[Figure record listings]
## start

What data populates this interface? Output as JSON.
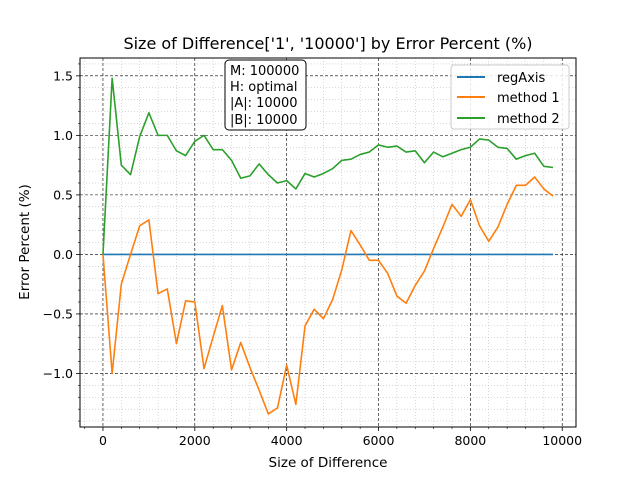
{
  "chart_data": {
    "type": "line",
    "title": "Size of Difference['1', '10000'] by Error Percent (%)",
    "xlabel": "Size of Difference",
    "ylabel": "Error Percent (%)",
    "xlim": [
      -500,
      10300
    ],
    "ylim": [
      -1.45,
      1.65
    ],
    "xticks": [
      0,
      2000,
      4000,
      6000,
      8000,
      10000
    ],
    "yticks": [
      -1.0,
      -0.5,
      0.0,
      0.5,
      1.0,
      1.5
    ],
    "xtick_labels": [
      "0",
      "2000",
      "4000",
      "6000",
      "8000",
      "10000"
    ],
    "ytick_labels": [
      "−1.0",
      "−0.5",
      "0.0",
      "0.5",
      "1.0",
      "1.5"
    ],
    "grid": true,
    "legend_position": "top-right",
    "annotation": [
      "M: 100000",
      "H: optimal",
      "|A|: 10000",
      "|B|: 10000"
    ],
    "x": [
      0,
      200,
      400,
      600,
      800,
      1000,
      1200,
      1400,
      1600,
      1800,
      2000,
      2200,
      2400,
      2600,
      2800,
      3000,
      3200,
      3400,
      3600,
      3800,
      4000,
      4200,
      4400,
      4600,
      4800,
      5000,
      5200,
      5400,
      5600,
      5800,
      6000,
      6200,
      6400,
      6600,
      6800,
      7000,
      7200,
      7400,
      7600,
      7800,
      8000,
      8200,
      8400,
      8600,
      8800,
      9000,
      9200,
      9400,
      9600,
      9800
    ],
    "series": [
      {
        "name": "regAxis",
        "color": "#1f77b4",
        "values": [
          0,
          0,
          0,
          0,
          0,
          0,
          0,
          0,
          0,
          0,
          0,
          0,
          0,
          0,
          0,
          0,
          0,
          0,
          0,
          0,
          0,
          0,
          0,
          0,
          0,
          0,
          0,
          0,
          0,
          0,
          0,
          0,
          0,
          0,
          0,
          0,
          0,
          0,
          0,
          0,
          0,
          0,
          0,
          0,
          0,
          0,
          0,
          0,
          0,
          0
        ]
      },
      {
        "name": "method 1",
        "color": "#ff7f0e",
        "values": [
          0.0,
          -1.0,
          -0.25,
          0.0,
          0.24,
          0.29,
          -0.33,
          -0.29,
          -0.75,
          -0.39,
          -0.4,
          -0.96,
          -0.69,
          -0.43,
          -0.97,
          -0.74,
          -0.95,
          -1.14,
          -1.34,
          -1.29,
          -0.93,
          -1.26,
          -0.6,
          -0.46,
          -0.54,
          -0.38,
          -0.13,
          0.2,
          0.08,
          -0.05,
          -0.05,
          -0.16,
          -0.35,
          -0.41,
          -0.26,
          -0.14,
          0.05,
          0.23,
          0.42,
          0.32,
          0.46,
          0.24,
          0.11,
          0.23,
          0.42,
          0.58,
          0.58,
          0.65,
          0.55,
          0.49
        ]
      },
      {
        "name": "method 2",
        "color": "#2ca02c",
        "values": [
          0.0,
          1.48,
          0.75,
          0.67,
          0.99,
          1.19,
          1.0,
          1.0,
          0.87,
          0.83,
          0.95,
          1.0,
          0.88,
          0.88,
          0.79,
          0.64,
          0.66,
          0.76,
          0.67,
          0.6,
          0.62,
          0.55,
          0.68,
          0.65,
          0.68,
          0.72,
          0.79,
          0.8,
          0.84,
          0.86,
          0.92,
          0.9,
          0.91,
          0.86,
          0.87,
          0.77,
          0.86,
          0.82,
          0.85,
          0.88,
          0.9,
          0.97,
          0.96,
          0.9,
          0.89,
          0.8,
          0.83,
          0.85,
          0.74,
          0.73
        ]
      }
    ]
  }
}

## end

*What is being asked:*
Track down every line holding the string "name" and copy it.

*Written answer:*
        "name": "regAxis",
        "name": "method 1",
        "name": "method 2",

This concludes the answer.